DIRECTIONS FOR THIS TASK ▸ Starting at the line with "Convert this screenshot", transcribe each line through the final one, both included, and add nothing.

[Lines of data]
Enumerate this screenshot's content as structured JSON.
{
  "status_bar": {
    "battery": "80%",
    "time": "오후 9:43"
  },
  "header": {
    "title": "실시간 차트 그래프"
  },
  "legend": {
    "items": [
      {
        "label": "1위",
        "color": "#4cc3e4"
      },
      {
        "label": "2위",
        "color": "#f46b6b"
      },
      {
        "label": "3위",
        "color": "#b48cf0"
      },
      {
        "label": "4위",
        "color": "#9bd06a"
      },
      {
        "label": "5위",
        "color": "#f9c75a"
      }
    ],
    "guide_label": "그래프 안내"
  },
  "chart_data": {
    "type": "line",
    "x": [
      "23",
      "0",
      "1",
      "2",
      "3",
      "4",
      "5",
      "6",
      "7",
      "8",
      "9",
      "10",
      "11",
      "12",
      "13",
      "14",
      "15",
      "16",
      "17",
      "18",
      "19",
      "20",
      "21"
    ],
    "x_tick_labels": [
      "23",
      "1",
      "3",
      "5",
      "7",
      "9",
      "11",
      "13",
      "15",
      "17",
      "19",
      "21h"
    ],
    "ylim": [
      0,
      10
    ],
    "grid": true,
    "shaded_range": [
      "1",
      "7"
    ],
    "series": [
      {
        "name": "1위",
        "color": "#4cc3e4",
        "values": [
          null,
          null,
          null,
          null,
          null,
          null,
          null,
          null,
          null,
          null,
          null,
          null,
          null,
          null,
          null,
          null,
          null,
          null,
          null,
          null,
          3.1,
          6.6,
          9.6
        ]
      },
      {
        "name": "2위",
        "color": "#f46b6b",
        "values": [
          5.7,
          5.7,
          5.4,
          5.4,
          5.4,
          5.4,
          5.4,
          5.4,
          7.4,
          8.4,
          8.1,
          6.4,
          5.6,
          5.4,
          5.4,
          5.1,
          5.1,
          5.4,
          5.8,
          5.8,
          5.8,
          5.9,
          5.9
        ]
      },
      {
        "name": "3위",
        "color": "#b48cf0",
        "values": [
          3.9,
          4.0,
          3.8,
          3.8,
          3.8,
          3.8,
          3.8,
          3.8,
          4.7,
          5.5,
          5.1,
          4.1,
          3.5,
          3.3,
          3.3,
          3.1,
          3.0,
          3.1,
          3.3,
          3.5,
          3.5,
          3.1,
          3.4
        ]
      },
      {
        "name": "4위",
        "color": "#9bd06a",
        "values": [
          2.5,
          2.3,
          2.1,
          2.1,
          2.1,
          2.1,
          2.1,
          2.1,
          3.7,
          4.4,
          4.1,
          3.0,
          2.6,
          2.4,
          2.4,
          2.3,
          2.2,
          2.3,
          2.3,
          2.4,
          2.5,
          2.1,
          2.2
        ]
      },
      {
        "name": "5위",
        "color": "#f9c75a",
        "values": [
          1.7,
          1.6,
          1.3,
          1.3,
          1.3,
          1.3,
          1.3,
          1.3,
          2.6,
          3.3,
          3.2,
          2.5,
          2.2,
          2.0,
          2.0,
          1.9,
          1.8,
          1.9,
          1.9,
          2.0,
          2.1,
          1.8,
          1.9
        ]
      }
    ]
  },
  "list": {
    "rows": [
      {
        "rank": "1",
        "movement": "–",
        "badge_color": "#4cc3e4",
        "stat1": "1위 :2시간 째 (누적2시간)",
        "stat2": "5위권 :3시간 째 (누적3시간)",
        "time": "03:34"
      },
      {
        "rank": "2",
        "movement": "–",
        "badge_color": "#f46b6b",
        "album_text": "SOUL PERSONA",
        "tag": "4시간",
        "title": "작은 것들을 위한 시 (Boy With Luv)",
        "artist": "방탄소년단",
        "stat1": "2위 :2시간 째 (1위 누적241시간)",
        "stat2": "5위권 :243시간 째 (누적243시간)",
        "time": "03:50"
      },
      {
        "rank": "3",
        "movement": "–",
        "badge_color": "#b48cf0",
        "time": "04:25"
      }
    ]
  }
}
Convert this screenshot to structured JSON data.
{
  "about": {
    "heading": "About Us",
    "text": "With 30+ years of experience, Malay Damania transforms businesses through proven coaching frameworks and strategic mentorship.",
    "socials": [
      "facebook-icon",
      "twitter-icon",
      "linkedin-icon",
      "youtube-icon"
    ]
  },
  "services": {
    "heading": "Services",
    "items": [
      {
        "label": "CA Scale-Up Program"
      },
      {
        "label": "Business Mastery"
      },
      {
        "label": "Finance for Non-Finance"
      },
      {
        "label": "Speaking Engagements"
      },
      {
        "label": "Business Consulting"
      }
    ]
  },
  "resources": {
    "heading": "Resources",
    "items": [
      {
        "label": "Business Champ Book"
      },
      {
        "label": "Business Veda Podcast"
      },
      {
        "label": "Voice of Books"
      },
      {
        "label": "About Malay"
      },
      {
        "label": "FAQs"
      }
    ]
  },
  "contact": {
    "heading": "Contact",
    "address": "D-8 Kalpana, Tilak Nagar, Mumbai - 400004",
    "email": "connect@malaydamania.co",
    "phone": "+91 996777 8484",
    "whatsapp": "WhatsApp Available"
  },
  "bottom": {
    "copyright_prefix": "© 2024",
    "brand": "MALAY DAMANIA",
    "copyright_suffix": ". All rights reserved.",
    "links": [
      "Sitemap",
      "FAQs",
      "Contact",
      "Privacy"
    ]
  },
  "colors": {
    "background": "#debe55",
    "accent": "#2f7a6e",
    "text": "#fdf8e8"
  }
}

ANSWER TO THIS EXERCISE ▸
Convert this screenshot to structured JSON data.
{
  "about": {
    "heading": "About Us",
    "text": "With 30+ years of experience, Malay Damania transforms businesses through proven coaching frameworks and strategic mentorship.",
    "socials": [
      "facebook-icon",
      "twitter-icon",
      "linkedin-icon",
      "youtube-icon"
    ]
  },
  "services": {
    "heading": "Services",
    "items": [
      {
        "label": "CA Scale-Up Program"
      },
      {
        "label": "Business Mastery"
      },
      {
        "label": "Finance for Non-Finance"
      },
      {
        "label": "Speaking Engagements"
      },
      {
        "label": "Business Consulting"
      }
    ]
  },
  "resources": {
    "heading": "Resources",
    "items": [
      {
        "label": "Business Champ Book"
      },
      {
        "label": "Business Veda Podcast"
      },
      {
        "label": "Voice of Books"
      },
      {
        "label": "About Malay"
      },
      {
        "label": "FAQs"
      }
    ]
  },
  "contact": {
    "heading": "Contact",
    "address": "D-8 Kalpana, Tilak Nagar, Mumbai - 400004",
    "email": "connect@malaydamania.co",
    "phone": "+91 996777 8484",
    "whatsapp": "WhatsApp Available"
  },
  "bottom": {
    "copyright_prefix": "© 2024",
    "brand": "MALAY DAMANIA",
    "copyright_suffix": ". All rights reserved.",
    "links": [
      "Sitemap",
      "FAQs",
      "Contact",
      "Privacy"
    ]
  },
  "colors": {
    "background": "#debe55",
    "accent": "#2f7a6e",
    "text": "#fdf8e8"
  }
}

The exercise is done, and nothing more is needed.